_EXERCISE_
Omit the pictures, then write out every entry exactly as it reads.

_DATA ROWS_
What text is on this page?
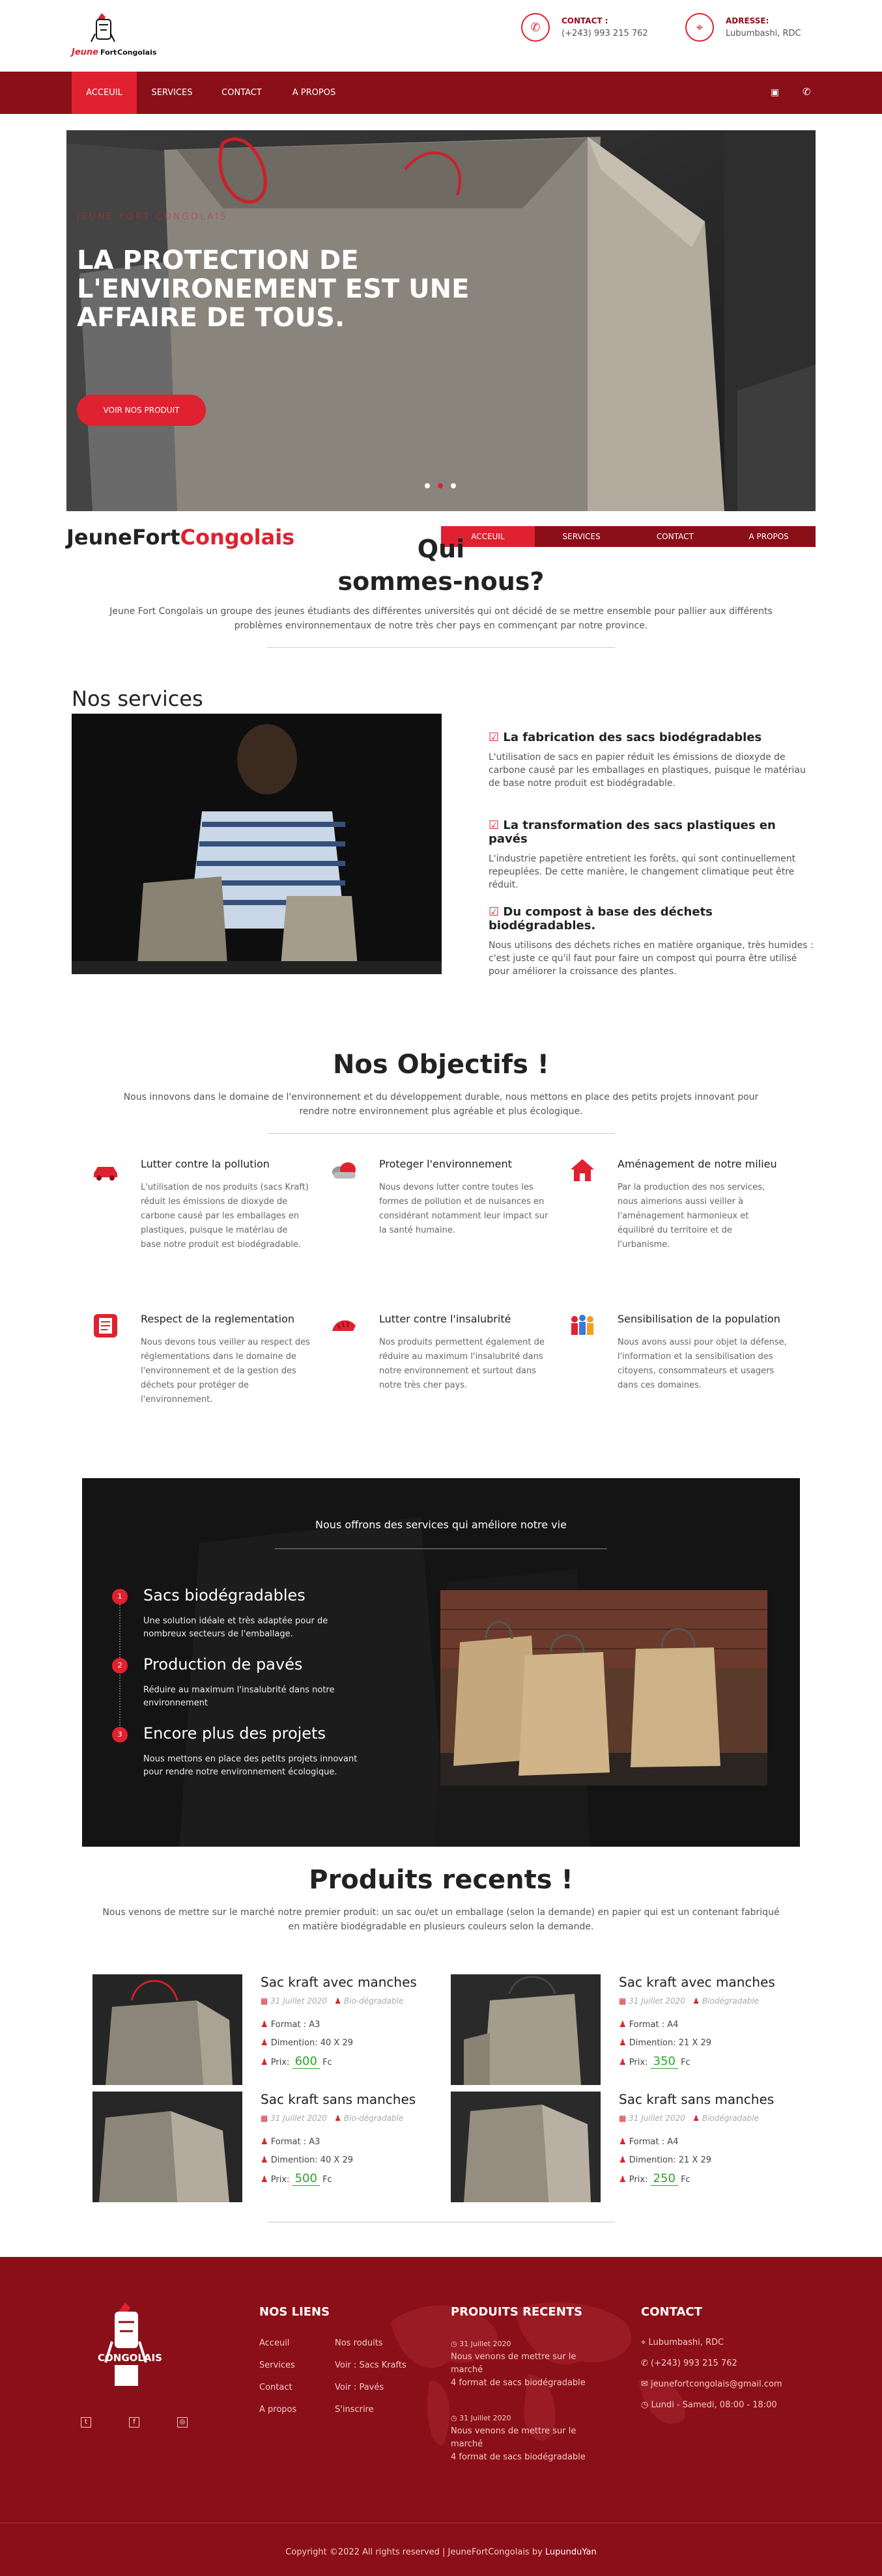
Jeune Fort Congolais
✆	CONTACT :
(+243) 993 215 762	⌖	ADRESSE:
Lubumbashi, RDC
ACCEUIL	SERVICES	CONTACT	A PROPOS	▣ ✆
JEUNE FORT CONGOLAIS
LA PROTECTION DE
L'ENVIRONEMENT EST UNE
AFFAIRE DE TOUS.
VOIR NOS PRODUIT
JeuneFortCongolais	ACCEUIL	SERVICES	CONTACT	A PROPOS
Qui
sommes-nous?
Jeune Fort Congolais un groupe des jeunes étudiants des différentes universités qui ont décidé de se mettre ensemble pour pallier aux différents problèmes environnementaux de notre très cher pays en commençant par notre province.
Nos services
☑ La fabrication des sacs biodégradables

L'utilisation de sacs en papier réduit les émissions de dioxyde de carbone causé par les emballages en plastiques, puisque le matériau de base notre produit est biodégradable.

☑ La transformation des sacs plastiques en pavés

L'industrie papetière entretient les forêts, qui sont continuellement repeuplées. De cette manière, le changement climatique peut être réduit.

☑ Du compost à base des déchets biodégradables.

Nous utilisons des déchets riches en matière organique, très humides : c'est juste ce qu'il faut pour faire un compost qui pourra être utilisé pour améliorer la croissance des plantes.

Nos Objectifs !
Nous innovons dans le domaine de l'environnement et du développement durable, nous mettons en place des petits projets innovant pour rendre notre environnement plus agréable et plus écologique.
Lutter contre la pollution

L'utilisation de nos produits (sacs Kraft) réduit les émissions de dioxyde de carbone causé par les emballages en plastiques, puisque le matériau de base notre produit est biodégradable.

Proteger l'environnement

Nous devons lutter contre toutes les formes de pollution et de nuisances en considérant notamment leur impact sur la santé humaine.

Aménagement de notre milieu

Par la production des nos services, nous aimerions aussi veiller à l'aménagement harmonieux et équilibré du territoire et de l'urbanisme.

Respect de la reglementation

Nous devons tous veiller au respect des réglementations dans le domaine de l'environnement et de la gestion des déchets pour protéger de l'environnement.

Lutter contre l'insalubrité

Nos produits permettent également de réduire au maximum l'insalubrité dans notre environnement et surtout dans notre très cher pays.

Sensibilisation de la population

Nous avons aussi pour objet la défense, l'information et la sensibilisation des citoyens, consommateurs et usagers dans ces domaines.

Nous offrons des services qui améliore notre vie
1	Sacs biodégradables
Une solution idéale et très adaptée pour de nombreux secteurs de l'emballage.
2	Production de pavés
Réduire au maximum l'insalubrité dans notre environnement
3	Encore plus des projets
Nous mettons en place des petits projets innovant pour rendre notre environnement écologique.
Produits recents !
Nous venons de mettre sur le marché notre premier produit: un sac ou/et un emballage (selon la demande) en papier qui est un contenant fabriqué en matière biodégradable en plusieurs couleurs selon la demande.
Sac kraft avec manches
▦ 31 Juillet 2020 ♟ Bio-dégradable
♟ Format : A3
♟ Dimention: 40 X 29
♟ Prix: 600 Fc
Sac kraft avec manches
▦ 31 Juillet 2020 ♟ Biodégradable
♟ Format : A4
♟ Dimention: 21 X 29
♟ Prix: 350 Fc
Sac kraft sans manches
▦ 31 Juillet 2020 ♟ Bio-dégradable
♟ Format : A3
♟ Dimention: 40 X 29
♟ Prix: 500 Fc
Sac kraft sans manches
▦ 31 Juillet 2020 ♟ Biodégradable
♟ Format : A4
♟ Dimention: 21 X 29
♟ Prix: 250 Fc
CONGOLAIS
t	f	◎
NOS LIENS
Acceuil
Services
Contact
A propos
Nos roduits
Voir : Sacs Krafts
Voir : Pavés
S'inscrire
PRODUITS RECENTS
◷ 31 Juillet 2020
Nous venons de mettre sur le
marché
4 format de sacs biodégradable
◷ 31 Juillet 2020
Nous venons de mettre sur le
marché
4 format de sacs biodégradable
CONTACT
⌖ Lubumbashi, RDC
✆ (+243) 993 215 762
✉ jeunefortcongolais@gmail.com
◷ Lundi - Samedi, 08:00 - 18:00
Copyright ©2022 All rights reserved | JeuneFortCongolais by LupunduYan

_ANSWER TO THIS PROBLEM_
What text is on this page?
Jeune Fort Congolais
✆	CONTACT :
(+243) 993 215 762	⌖	ADRESSE:
Lubumbashi, RDC
ACCEUIL	SERVICES	CONTACT	A PROPOS	▣ ✆
JEUNE FORT CONGOLAIS
LA PROTECTION DE
L'ENVIRONEMENT EST UNE
AFFAIRE DE TOUS.
VOIR NOS PRODUIT
JeuneFortCongolais	ACCEUIL	SERVICES	CONTACT	A PROPOS
Qui
sommes-nous?
Jeune Fort Congolais un groupe des jeunes étudiants des différentes universités qui ont décidé de se mettre ensemble pour pallier aux différents problèmes environnementaux de notre très cher pays en commençant par notre province.
Nos services
☑ La fabrication des sacs biodégradables

L'utilisation de sacs en papier réduit les émissions de dioxyde de carbone causé par les emballages en plastiques, puisque le matériau de base notre produit est biodégradable.

☑ La transformation des sacs plastiques en pavés

L'industrie papetière entretient les forêts, qui sont continuellement repeuplées. De cette manière, le changement climatique peut être réduit.

☑ Du compost à base des déchets biodégradables.

Nous utilisons des déchets riches en matière organique, très humides : c'est juste ce qu'il faut pour faire un compost qui pourra être utilisé pour améliorer la croissance des plantes.

Nos Objectifs !
Nous innovons dans le domaine de l'environnement et du développement durable, nous mettons en place des petits projets innovant pour rendre notre environnement plus agréable et plus écologique.
Lutter contre la pollution

L'utilisation de nos produits (sacs Kraft) réduit les émissions de dioxyde de carbone causé par les emballages en plastiques, puisque le matériau de base notre produit est biodégradable.

Proteger l'environnement

Nous devons lutter contre toutes les formes de pollution et de nuisances en considérant notamment leur impact sur la santé humaine.

Aménagement de notre milieu

Par la production des nos services, nous aimerions aussi veiller à l'aménagement harmonieux et équilibré du territoire et de l'urbanisme.

Respect de la reglementation

Nous devons tous veiller au respect des réglementations dans le domaine de l'environnement et de la gestion des déchets pour protéger de l'environnement.

Lutter contre l'insalubrité

Nos produits permettent également de réduire au maximum l'insalubrité dans notre environnement et surtout dans notre très cher pays.

Sensibilisation de la population

Nous avons aussi pour objet la défense, l'information et la sensibilisation des citoyens, consommateurs et usagers dans ces domaines.

Nous offrons des services qui améliore notre vie
1	Sacs biodégradables
Une solution idéale et très adaptée pour de nombreux secteurs de l'emballage.
2	Production de pavés
Réduire au maximum l'insalubrité dans notre environnement
3	Encore plus des projets
Nous mettons en place des petits projets innovant pour rendre notre environnement écologique.
Produits recents !
Nous venons de mettre sur le marché notre premier produit: un sac ou/et un emballage (selon la demande) en papier qui est un contenant fabriqué en matière biodégradable en plusieurs couleurs selon la demande.
Sac kraft avec manches
▦ 31 Juillet 2020 ♟ Bio-dégradable
♟ Format : A3
♟ Dimention: 40 X 29
♟ Prix: 600 Fc
Sac kraft avec manches
▦ 31 Juillet 2020 ♟ Biodégradable
♟ Format : A4
♟ Dimention: 21 X 29
♟ Prix: 350 Fc
Sac kraft sans manches
▦ 31 Juillet 2020 ♟ Bio-dégradable
♟ Format : A3
♟ Dimention: 40 X 29
♟ Prix: 500 Fc
Sac kraft sans manches
▦ 31 Juillet 2020 ♟ Biodégradable
♟ Format : A4
♟ Dimention: 21 X 29
♟ Prix: 250 Fc
CONGOLAIS
t	f	◎
NOS LIENS
Acceuil
Services
Contact
A propos
Nos roduits
Voir : Sacs Krafts
Voir : Pavés
S'inscrire
PRODUITS RECENTS
◷ 31 Juillet 2020
Nous venons de mettre sur le
marché
4 format de sacs biodégradable
◷ 31 Juillet 2020
Nous venons de mettre sur le
marché
4 format de sacs biodégradable
CONTACT
⌖ Lubumbashi, RDC
✆ (+243) 993 215 762
✉ jeunefortcongolais@gmail.com
◷ Lundi - Samedi, 08:00 - 18:00
Copyright ©2022 All rights reserved | JeuneFortCongolais by LupunduYan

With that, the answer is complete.